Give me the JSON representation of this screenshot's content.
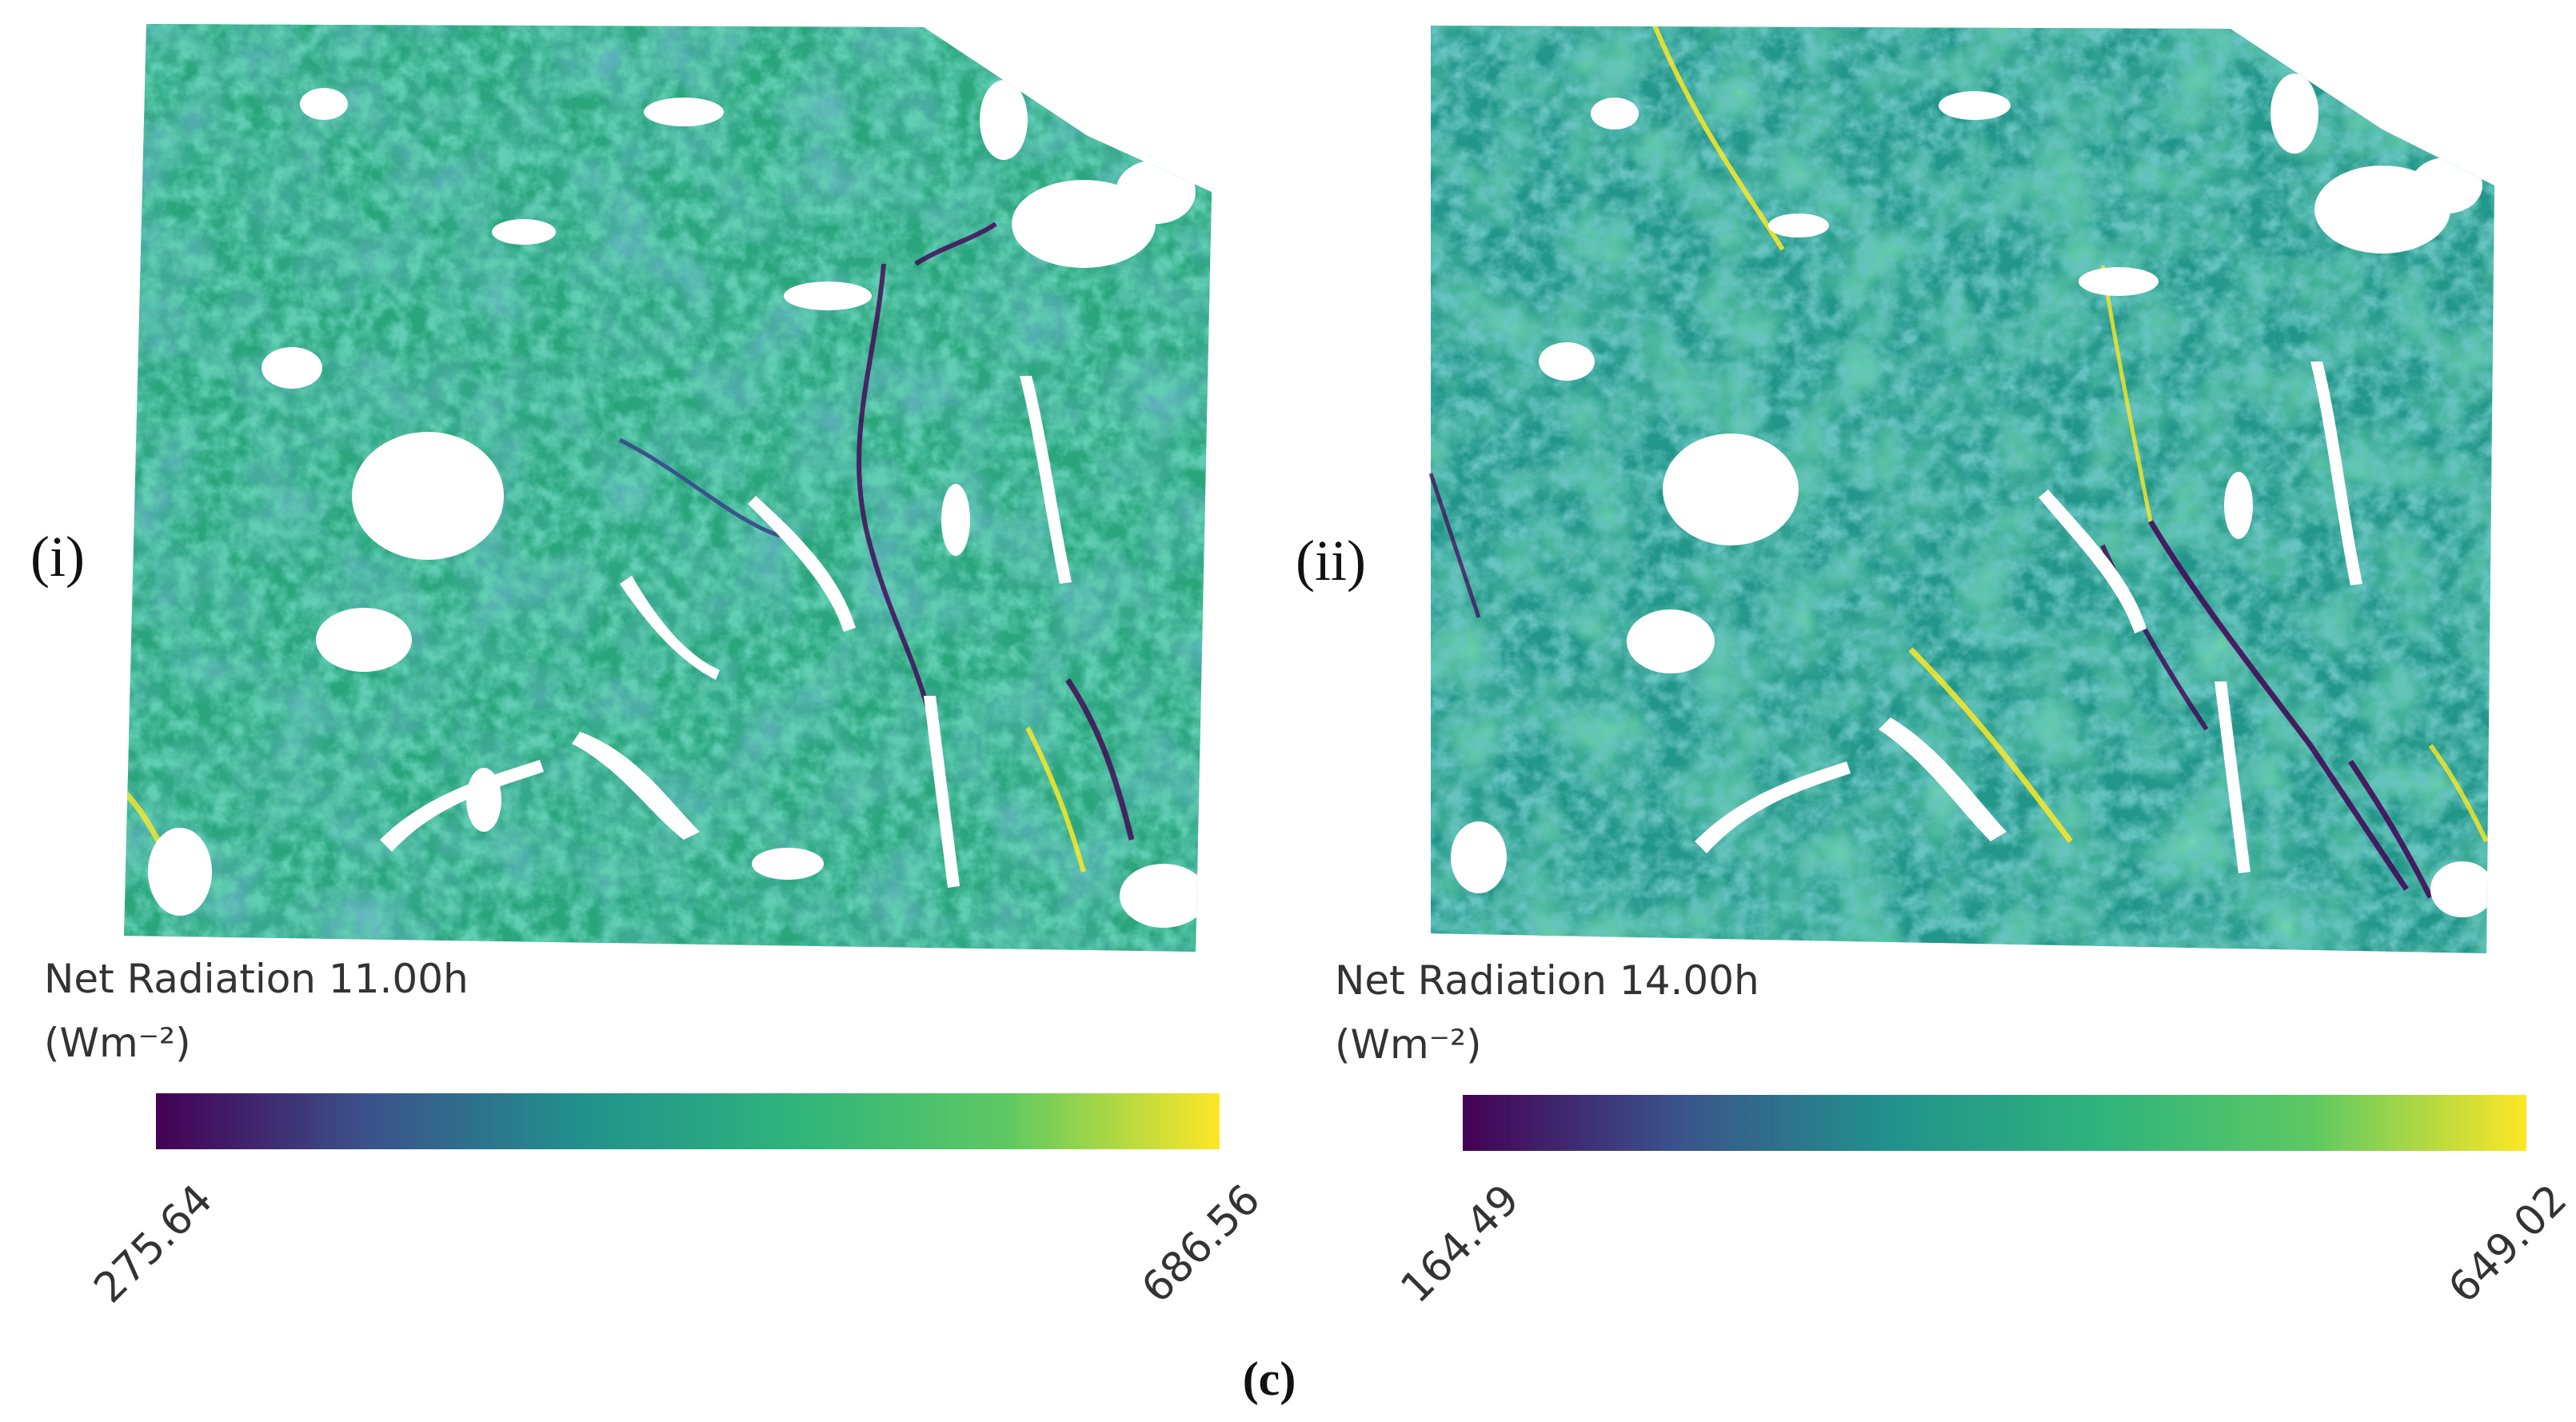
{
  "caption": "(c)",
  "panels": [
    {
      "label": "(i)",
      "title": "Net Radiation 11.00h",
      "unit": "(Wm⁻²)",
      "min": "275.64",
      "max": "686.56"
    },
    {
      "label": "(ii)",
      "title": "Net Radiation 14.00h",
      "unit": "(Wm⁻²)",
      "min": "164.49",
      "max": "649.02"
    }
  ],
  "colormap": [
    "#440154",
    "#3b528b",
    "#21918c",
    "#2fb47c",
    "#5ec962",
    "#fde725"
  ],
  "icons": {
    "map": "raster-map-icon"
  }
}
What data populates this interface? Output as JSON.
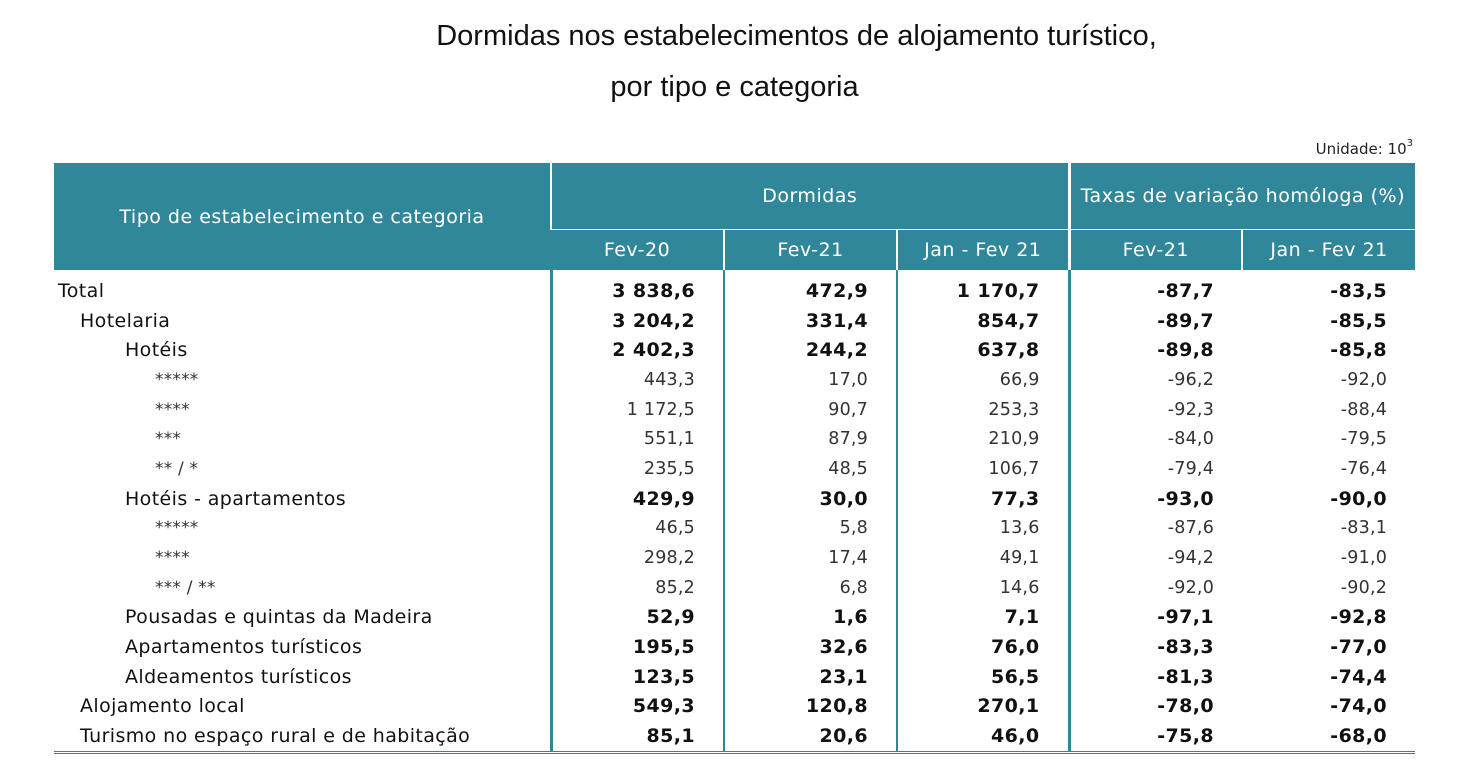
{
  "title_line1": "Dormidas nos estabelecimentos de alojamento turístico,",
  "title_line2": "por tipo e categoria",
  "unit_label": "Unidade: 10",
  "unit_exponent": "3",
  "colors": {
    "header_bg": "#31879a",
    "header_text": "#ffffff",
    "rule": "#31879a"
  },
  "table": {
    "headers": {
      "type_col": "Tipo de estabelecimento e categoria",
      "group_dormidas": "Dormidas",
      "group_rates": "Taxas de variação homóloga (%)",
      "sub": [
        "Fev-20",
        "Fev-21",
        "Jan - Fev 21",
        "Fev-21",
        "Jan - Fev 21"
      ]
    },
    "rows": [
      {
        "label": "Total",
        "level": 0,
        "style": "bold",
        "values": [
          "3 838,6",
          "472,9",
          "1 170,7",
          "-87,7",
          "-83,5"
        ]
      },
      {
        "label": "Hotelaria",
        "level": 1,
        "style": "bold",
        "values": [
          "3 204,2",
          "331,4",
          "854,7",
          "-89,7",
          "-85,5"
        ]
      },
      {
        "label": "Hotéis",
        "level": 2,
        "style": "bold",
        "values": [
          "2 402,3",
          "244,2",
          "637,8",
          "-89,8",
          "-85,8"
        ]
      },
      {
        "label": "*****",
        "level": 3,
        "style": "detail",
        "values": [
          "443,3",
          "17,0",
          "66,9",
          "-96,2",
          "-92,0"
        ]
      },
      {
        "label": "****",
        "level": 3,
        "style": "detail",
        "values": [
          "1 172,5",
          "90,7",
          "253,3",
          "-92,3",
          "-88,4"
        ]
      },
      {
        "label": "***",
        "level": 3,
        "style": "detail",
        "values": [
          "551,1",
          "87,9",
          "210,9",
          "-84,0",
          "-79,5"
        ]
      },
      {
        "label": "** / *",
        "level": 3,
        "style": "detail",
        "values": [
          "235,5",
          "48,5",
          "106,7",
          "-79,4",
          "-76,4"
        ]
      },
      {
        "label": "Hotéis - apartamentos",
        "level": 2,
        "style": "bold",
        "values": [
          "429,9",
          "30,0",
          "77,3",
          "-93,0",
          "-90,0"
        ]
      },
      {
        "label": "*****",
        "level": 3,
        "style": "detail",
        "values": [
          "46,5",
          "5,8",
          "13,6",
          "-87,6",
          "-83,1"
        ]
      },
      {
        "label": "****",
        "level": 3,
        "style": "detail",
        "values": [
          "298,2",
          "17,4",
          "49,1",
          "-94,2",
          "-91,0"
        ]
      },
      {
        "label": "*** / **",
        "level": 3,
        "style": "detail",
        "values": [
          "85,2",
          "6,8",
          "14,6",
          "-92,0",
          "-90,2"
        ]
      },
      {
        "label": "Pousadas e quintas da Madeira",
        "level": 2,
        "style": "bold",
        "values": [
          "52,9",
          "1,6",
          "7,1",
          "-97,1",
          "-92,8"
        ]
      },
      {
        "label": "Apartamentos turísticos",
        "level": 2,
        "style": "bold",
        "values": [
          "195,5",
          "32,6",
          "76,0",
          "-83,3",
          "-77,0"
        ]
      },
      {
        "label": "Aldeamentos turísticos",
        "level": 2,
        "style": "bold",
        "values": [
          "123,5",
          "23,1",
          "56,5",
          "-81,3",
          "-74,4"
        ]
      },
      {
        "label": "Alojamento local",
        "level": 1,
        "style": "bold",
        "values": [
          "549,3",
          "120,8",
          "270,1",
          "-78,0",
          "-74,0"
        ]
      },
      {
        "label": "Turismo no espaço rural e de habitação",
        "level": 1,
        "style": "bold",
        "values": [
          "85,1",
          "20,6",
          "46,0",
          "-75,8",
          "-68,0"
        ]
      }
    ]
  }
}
****************
The task
Without the pictures, write out all of the material exactly.

Task response
Give me the JSON representation of this screenshot's content.
{
  "caption": "(c)",
  "panels": [
    {
      "label": "(i)",
      "title": "Net Radiation 11.00h",
      "unit": "(Wm⁻²)",
      "min": "275.64",
      "max": "686.56"
    },
    {
      "label": "(ii)",
      "title": "Net Radiation 14.00h",
      "unit": "(Wm⁻²)",
      "min": "164.49",
      "max": "649.02"
    }
  ],
  "colormap": [
    "#440154",
    "#3b528b",
    "#21918c",
    "#2fb47c",
    "#5ec962",
    "#fde725"
  ],
  "icons": {
    "map": "raster-map-icon"
  }
}
What data populates this interface? Output as JSON.
{
  "title_line1": "Dormidas nos estabelecimentos de alojamento turístico,",
  "title_line2": "por tipo e categoria",
  "unit_label": "Unidade: 10",
  "unit_exponent": "3",
  "colors": {
    "header_bg": "#31879a",
    "header_text": "#ffffff",
    "rule": "#31879a"
  },
  "table": {
    "headers": {
      "type_col": "Tipo de estabelecimento e categoria",
      "group_dormidas": "Dormidas",
      "group_rates": "Taxas de variação homóloga (%)",
      "sub": [
        "Fev-20",
        "Fev-21",
        "Jan - Fev 21",
        "Fev-21",
        "Jan - Fev 21"
      ]
    },
    "rows": [
      {
        "label": "Total",
        "level": 0,
        "style": "bold",
        "values": [
          "3 838,6",
          "472,9",
          "1 170,7",
          "-87,7",
          "-83,5"
        ]
      },
      {
        "label": "Hotelaria",
        "level": 1,
        "style": "bold",
        "values": [
          "3 204,2",
          "331,4",
          "854,7",
          "-89,7",
          "-85,5"
        ]
      },
      {
        "label": "Hotéis",
        "level": 2,
        "style": "bold",
        "values": [
          "2 402,3",
          "244,2",
          "637,8",
          "-89,8",
          "-85,8"
        ]
      },
      {
        "label": "*****",
        "level": 3,
        "style": "detail",
        "values": [
          "443,3",
          "17,0",
          "66,9",
          "-96,2",
          "-92,0"
        ]
      },
      {
        "label": "****",
        "level": 3,
        "style": "detail",
        "values": [
          "1 172,5",
          "90,7",
          "253,3",
          "-92,3",
          "-88,4"
        ]
      },
      {
        "label": "***",
        "level": 3,
        "style": "detail",
        "values": [
          "551,1",
          "87,9",
          "210,9",
          "-84,0",
          "-79,5"
        ]
      },
      {
        "label": "** / *",
        "level": 3,
        "style": "detail",
        "values": [
          "235,5",
          "48,5",
          "106,7",
          "-79,4",
          "-76,4"
        ]
      },
      {
        "label": "Hotéis - apartamentos",
        "level": 2,
        "style": "bold",
        "values": [
          "429,9",
          "30,0",
          "77,3",
          "-93,0",
          "-90,0"
        ]
      },
      {
        "label": "*****",
        "level": 3,
        "style": "detail",
        "values": [
          "46,5",
          "5,8",
          "13,6",
          "-87,6",
          "-83,1"
        ]
      },
      {
        "label": "****",
        "level": 3,
        "style": "detail",
        "values": [
          "298,2",
          "17,4",
          "49,1",
          "-94,2",
          "-91,0"
        ]
      },
      {
        "label": "*** / **",
        "level": 3,
        "style": "detail",
        "values": [
          "85,2",
          "6,8",
          "14,6",
          "-92,0",
          "-90,2"
        ]
      },
      {
        "label": "Pousadas e quintas da Madeira",
        "level": 2,
        "style": "bold",
        "values": [
          "52,9",
          "1,6",
          "7,1",
          "-97,1",
          "-92,8"
        ]
      },
      {
        "label": "Apartamentos turísticos",
        "level": 2,
        "style": "bold",
        "values": [
          "195,5",
          "32,6",
          "76,0",
          "-83,3",
          "-77,0"
        ]
      },
      {
        "label": "Aldeamentos turísticos",
        "level": 2,
        "style": "bold",
        "values": [
          "123,5",
          "23,1",
          "56,5",
          "-81,3",
          "-74,4"
        ]
      },
      {
        "label": "Alojamento local",
        "level": 1,
        "style": "bold",
        "values": [
          "549,3",
          "120,8",
          "270,1",
          "-78,0",
          "-74,0"
        ]
      },
      {
        "label": "Turismo no espaço rural e de habitação",
        "level": 1,
        "style": "bold",
        "values": [
          "85,1",
          "20,6",
          "46,0",
          "-75,8",
          "-68,0"
        ]
      }
    ]
  }
}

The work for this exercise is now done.